(Фрагмент страницы):

Жизнь или смысл? / "Братья Карамазовы" в МДТ - Театре Европы

Выпуск №5-235/2021, Премьеры Санкт-Петербурга

Жизнь или смысл? / "Братья Карамазовы" в МДТ - Театре Европы

В июле этого года оказался я в Старой Руссе. В 2018 г. открылся там «Музей романа «Братья Карамазовы»». Конечно, пошел. На другом берегу речки дом Грушеньки... Мы ведь с точностью до метра знаем, где что происходило. Все в этом двухэтажном купеческом особнячке-музее есть: гостиная Федора Павловича, комната женщин, комната мальчиков, трактир, келья Зосимы. Много скульптур-манекенов в исторических костюмах. Экспозиция очень «этнографичная» и методичная. А через полгода - долгожданная (четыре года репетировали) премьера «Братьев» в Петербурге. Чистой воды совпадение. Но ведь побежал я в музей, отстав от туристической группы, не случайно. Надеялся на какие-то открытия, на предощущение спектакля.

Разумеется, ничего от филологического, исторического исследования мы в театре не найдем. Все же контраст уж больно разителен. Каждая (или почти каждая) постановка Льва Додина - событие. Нынешние «Братья Карамазовы» - ко всему прочему, первая большая премьера после карантина. Большая - не в смысле протяженности. У Григория Козлова в «Мастерской» две больших части, у самого Додина (вместе с А. Кацманом) в 1983 г. (Учебный театр ЛГИТМиК) было тоже две части. Тогда режиссеры и педагоги сделали попытку вместить в композицию и Великого инквизитора, и Черта, и старца Зосиму, и Лизу Хохлакову. Теперь не то. Семь действующих лиц и никаких параллельных сюжетных линий, вставных новелл. Правда, текст Алеши дополнен отрывками из «Идиота», но это исключение. «Идиот» вполне закономерен. В черновых набросках писатель называл Алексея идиотом, видел переклички с князем Мышкиным.

Додин прославился как мастер перевода прозы, в том числе, эпической, на язык сцены («Братья и сестры», «Жизнь и судьба»). Здесь такая задача не стоит. Проза требует неспешности и детализации, многофигурности. «Братья Карамазовы» 2020 - спектакль камерный, компактный, что не исключает масштабности внутренней. Если в первой инсценировке «Братьев» (1900) Павел Орленев в течение сорока минут произносил «Исповедь горячего сердца» Мити Карамазова, в последней сценической версии «Карамазовых» нет больших монологов. Максимум на страницу, хотя и это немало. Много акцентированных афоризмов, не подкрепленных длинными рассуждениями. Все как бы «облегчено». И даже ритм построен на фокстроте. Правда, фокстрот переделан из песни «Раскинулось море широко»; она, в свою очередь, трансформированный романс А. Гурилева «Моряк». Да, у Додина танцуют и поют. Ничего общего с трехчастными «Бесами» (1991), где, впрочем, уже играли Игорь Иванов, Игорь Черневич, Олег Рязанцев.

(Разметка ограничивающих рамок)
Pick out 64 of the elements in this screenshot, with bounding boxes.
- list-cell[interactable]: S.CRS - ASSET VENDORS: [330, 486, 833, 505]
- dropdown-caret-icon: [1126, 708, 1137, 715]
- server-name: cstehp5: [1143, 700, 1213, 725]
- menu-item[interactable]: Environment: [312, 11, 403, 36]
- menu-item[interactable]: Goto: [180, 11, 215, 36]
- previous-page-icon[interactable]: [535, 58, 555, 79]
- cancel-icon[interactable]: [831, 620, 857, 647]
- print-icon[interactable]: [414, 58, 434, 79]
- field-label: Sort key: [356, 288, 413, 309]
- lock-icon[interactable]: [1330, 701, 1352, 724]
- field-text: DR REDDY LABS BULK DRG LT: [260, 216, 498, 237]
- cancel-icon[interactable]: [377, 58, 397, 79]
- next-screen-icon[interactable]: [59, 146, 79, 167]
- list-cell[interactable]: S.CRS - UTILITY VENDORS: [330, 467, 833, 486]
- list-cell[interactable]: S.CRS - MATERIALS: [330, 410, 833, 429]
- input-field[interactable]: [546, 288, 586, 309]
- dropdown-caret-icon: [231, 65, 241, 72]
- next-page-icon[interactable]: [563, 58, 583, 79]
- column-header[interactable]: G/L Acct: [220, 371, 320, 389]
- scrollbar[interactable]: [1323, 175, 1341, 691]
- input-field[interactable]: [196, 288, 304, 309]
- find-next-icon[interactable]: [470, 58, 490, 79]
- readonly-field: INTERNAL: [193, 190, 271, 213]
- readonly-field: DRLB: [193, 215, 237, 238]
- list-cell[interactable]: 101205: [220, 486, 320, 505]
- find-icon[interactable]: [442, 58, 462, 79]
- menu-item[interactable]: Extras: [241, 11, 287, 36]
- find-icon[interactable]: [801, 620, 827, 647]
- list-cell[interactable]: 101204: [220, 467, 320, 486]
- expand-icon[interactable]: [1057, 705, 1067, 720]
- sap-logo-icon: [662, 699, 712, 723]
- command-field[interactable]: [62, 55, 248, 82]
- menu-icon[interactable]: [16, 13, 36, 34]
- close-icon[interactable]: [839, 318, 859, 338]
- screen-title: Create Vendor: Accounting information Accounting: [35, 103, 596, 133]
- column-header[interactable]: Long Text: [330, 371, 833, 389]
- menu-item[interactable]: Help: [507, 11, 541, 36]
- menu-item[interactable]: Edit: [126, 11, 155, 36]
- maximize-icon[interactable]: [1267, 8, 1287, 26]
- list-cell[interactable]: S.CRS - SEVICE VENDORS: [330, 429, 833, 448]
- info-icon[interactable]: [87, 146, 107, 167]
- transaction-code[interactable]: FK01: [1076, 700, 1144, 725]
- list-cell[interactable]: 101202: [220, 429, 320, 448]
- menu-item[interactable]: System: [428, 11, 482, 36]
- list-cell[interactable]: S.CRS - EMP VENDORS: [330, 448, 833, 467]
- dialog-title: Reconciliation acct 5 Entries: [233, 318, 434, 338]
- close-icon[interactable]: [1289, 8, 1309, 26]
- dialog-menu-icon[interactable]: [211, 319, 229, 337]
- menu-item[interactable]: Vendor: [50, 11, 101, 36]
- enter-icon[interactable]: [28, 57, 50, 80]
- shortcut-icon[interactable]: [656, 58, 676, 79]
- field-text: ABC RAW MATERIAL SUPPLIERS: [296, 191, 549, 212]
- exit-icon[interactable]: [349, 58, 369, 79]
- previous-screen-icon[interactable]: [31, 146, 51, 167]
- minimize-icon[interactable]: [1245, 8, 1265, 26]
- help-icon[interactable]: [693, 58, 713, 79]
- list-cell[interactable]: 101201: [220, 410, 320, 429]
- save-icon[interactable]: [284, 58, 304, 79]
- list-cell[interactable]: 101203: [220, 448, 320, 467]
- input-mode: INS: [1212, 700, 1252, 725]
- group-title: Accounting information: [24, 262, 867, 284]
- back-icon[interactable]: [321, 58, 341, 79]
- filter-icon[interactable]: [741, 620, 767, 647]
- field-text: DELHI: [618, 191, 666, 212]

(Цель):
Пожалуйста, продолжите рецензию на спектакль «Братья Карамазовы» в МДТ, начав сразу после её последнего предложения. Записи взяты из другого источника.

(Ответ на задание):
В премьере 2020 г. конфликты сразу обнажены, виден «костяк» сюжета. Как во «Враге народа» Г. Ибсена, в результате резкого сокращения многоречивой пьесы. Собственно, вся «история» изложена в первой части. На вторую - остается философия и Америка, то есть ожидание Дмитрием чуждой Америки, куда он собирается бежать по дороге на каторгу. Рассуждение об Америке не так смешно, как кажется на первый взгляд - Дмитрий знает об Америке не более, чем мы о Марсе. Додин, в отличие от него, много поездил и, наверно, не раз примерял к себе «американский» образ жизни. Не близко. А вот Смердякову кажется, что Франция нас бы цивилизовала. Карамазовщины бы не было. Кстати, забавно, что через месяц после премьеры МДТ появился мюзикл «Мисс Сайгон» в Театре музкомедии, где мечта об Америке развернута в большую вокально-хореографическую сцену-восторг. Опять совпадение, контраст. Понятно, МДТ - театр не мечтательный.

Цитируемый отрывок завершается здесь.